(Dataset rows)
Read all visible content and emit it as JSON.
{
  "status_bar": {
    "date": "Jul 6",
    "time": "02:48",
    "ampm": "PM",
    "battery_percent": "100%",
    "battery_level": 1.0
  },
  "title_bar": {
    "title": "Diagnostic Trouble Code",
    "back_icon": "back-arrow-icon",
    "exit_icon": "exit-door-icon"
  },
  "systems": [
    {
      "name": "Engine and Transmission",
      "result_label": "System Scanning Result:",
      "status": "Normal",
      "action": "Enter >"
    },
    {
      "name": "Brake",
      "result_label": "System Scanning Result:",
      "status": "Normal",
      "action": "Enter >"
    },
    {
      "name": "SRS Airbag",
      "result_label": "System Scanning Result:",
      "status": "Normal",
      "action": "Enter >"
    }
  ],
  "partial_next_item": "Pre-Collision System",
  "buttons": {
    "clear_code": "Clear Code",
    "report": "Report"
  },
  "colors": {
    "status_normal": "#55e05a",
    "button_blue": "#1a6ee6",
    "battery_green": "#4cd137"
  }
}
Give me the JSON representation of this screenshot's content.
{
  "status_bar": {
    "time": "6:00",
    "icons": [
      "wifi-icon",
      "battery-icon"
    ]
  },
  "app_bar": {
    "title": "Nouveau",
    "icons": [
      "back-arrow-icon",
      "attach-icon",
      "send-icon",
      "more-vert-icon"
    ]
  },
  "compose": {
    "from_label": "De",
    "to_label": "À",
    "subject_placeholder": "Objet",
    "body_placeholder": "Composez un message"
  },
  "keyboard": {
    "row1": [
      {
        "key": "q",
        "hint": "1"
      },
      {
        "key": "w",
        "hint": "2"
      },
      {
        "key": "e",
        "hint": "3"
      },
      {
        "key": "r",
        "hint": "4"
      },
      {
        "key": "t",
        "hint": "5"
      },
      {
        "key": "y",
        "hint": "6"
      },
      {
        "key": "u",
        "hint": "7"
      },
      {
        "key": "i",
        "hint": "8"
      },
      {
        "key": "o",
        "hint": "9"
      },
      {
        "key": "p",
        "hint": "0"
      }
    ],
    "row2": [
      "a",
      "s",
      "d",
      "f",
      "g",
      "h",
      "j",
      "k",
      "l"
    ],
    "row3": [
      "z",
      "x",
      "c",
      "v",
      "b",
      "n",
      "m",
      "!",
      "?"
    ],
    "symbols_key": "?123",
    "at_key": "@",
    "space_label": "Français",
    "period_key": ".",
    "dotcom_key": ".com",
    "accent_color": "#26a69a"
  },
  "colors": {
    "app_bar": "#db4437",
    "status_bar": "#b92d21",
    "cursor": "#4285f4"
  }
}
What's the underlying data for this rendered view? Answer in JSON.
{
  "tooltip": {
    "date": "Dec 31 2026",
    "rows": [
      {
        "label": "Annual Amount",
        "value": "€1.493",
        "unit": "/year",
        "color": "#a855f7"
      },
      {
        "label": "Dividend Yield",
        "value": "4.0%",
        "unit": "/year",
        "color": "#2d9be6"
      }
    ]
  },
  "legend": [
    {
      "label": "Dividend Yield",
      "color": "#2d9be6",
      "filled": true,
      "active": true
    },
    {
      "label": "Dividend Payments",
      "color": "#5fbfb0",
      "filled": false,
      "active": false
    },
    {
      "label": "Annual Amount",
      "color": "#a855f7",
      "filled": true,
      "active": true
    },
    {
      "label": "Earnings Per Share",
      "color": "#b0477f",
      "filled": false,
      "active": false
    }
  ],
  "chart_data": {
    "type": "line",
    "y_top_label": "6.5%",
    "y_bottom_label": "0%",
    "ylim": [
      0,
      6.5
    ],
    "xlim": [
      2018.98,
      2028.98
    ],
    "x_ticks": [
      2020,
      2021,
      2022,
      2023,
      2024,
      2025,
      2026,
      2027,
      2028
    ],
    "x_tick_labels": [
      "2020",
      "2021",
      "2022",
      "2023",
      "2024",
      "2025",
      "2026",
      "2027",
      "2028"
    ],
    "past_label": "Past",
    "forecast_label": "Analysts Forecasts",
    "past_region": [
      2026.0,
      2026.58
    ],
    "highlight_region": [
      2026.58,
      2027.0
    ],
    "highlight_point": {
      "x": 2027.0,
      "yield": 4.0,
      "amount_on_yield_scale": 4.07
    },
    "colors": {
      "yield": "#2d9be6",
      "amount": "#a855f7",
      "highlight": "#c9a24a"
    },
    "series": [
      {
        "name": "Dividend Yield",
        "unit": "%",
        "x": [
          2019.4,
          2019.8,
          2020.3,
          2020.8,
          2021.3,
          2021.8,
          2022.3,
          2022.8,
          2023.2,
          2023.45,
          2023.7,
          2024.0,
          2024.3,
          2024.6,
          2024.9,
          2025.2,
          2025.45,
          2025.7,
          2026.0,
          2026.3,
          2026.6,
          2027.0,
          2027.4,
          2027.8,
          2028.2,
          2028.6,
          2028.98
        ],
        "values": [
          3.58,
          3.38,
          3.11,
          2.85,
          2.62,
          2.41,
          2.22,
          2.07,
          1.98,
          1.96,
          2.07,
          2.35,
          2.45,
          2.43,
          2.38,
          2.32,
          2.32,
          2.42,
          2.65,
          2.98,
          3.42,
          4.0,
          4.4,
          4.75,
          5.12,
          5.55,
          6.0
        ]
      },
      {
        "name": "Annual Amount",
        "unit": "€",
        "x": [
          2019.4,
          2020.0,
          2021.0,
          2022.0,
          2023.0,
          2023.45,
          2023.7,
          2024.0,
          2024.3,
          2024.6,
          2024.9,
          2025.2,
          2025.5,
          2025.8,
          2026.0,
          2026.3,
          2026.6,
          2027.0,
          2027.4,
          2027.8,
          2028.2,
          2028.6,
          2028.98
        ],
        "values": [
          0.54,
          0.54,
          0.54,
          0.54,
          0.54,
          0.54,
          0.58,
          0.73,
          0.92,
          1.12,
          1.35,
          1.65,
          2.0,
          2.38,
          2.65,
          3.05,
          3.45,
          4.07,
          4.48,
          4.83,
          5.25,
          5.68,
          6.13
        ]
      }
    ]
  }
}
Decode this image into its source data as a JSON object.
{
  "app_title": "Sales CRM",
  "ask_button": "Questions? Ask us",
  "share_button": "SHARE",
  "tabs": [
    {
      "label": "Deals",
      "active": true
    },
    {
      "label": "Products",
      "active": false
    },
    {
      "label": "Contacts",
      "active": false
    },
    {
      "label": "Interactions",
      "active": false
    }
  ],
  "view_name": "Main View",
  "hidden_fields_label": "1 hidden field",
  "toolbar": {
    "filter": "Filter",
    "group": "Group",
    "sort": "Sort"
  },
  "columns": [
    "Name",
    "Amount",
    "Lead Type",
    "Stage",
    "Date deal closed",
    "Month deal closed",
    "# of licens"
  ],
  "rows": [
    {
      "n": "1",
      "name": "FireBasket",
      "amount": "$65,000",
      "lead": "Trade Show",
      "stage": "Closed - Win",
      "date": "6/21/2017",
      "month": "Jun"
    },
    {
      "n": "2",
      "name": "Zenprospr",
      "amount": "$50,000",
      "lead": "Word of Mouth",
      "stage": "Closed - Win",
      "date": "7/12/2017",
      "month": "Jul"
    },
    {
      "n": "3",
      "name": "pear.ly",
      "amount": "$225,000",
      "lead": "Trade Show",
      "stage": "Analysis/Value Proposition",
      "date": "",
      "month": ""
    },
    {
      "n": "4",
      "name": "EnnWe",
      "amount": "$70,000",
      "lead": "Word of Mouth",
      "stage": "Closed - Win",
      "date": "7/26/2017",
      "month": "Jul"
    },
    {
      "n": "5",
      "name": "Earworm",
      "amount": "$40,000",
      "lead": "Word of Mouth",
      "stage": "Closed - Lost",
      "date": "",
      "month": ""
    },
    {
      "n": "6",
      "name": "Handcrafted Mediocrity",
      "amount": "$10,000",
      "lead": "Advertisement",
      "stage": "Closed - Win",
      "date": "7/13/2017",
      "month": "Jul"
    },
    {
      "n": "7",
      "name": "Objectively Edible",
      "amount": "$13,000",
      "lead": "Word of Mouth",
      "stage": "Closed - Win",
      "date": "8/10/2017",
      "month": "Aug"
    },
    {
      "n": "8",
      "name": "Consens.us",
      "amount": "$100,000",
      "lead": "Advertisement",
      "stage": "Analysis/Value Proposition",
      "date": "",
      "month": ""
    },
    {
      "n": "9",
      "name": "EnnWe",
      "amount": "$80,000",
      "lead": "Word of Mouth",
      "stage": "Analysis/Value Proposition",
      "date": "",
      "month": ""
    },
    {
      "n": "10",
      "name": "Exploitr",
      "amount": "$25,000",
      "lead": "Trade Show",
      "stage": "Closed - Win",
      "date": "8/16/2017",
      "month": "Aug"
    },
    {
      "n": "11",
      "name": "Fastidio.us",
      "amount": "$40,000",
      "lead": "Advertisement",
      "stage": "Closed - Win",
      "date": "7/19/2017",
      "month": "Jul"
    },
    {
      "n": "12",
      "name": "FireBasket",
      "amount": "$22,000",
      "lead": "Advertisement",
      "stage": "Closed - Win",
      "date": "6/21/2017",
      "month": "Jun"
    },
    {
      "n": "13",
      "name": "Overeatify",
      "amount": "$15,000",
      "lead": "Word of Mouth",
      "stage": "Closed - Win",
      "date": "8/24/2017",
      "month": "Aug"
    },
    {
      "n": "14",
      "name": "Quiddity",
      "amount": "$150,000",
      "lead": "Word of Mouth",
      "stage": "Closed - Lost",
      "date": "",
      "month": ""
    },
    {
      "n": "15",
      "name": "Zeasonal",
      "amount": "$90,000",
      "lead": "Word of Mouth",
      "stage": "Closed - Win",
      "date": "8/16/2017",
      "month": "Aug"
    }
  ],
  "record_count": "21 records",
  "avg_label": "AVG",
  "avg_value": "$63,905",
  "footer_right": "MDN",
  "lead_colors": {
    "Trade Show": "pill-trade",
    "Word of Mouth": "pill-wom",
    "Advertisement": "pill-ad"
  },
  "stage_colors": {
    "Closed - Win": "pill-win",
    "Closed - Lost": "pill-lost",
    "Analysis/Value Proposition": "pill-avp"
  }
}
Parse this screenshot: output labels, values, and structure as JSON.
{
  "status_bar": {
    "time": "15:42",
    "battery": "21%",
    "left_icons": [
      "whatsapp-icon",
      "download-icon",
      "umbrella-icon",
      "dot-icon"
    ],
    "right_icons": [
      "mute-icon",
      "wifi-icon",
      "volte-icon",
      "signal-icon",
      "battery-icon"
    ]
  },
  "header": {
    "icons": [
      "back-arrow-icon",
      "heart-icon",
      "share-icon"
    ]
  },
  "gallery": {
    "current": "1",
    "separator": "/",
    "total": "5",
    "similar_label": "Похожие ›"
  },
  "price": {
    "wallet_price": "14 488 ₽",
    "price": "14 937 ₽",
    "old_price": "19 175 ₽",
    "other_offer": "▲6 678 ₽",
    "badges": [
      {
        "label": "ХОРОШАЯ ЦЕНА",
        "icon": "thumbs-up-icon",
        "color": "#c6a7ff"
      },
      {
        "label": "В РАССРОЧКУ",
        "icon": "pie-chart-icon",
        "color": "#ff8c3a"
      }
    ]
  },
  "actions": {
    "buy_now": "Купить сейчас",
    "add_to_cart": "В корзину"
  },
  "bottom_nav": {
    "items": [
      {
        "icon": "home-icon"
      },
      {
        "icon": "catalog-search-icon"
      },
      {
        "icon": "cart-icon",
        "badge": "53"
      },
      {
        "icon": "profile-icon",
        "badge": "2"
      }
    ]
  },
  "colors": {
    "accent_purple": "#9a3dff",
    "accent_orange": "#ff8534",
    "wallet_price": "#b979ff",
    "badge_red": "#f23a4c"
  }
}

Directions
Every line in the data above that contains "content" needs to be copied.

Response to this task
Read all visible content and emit it as JSON.
Give me the JSON representation of this screenshot's content.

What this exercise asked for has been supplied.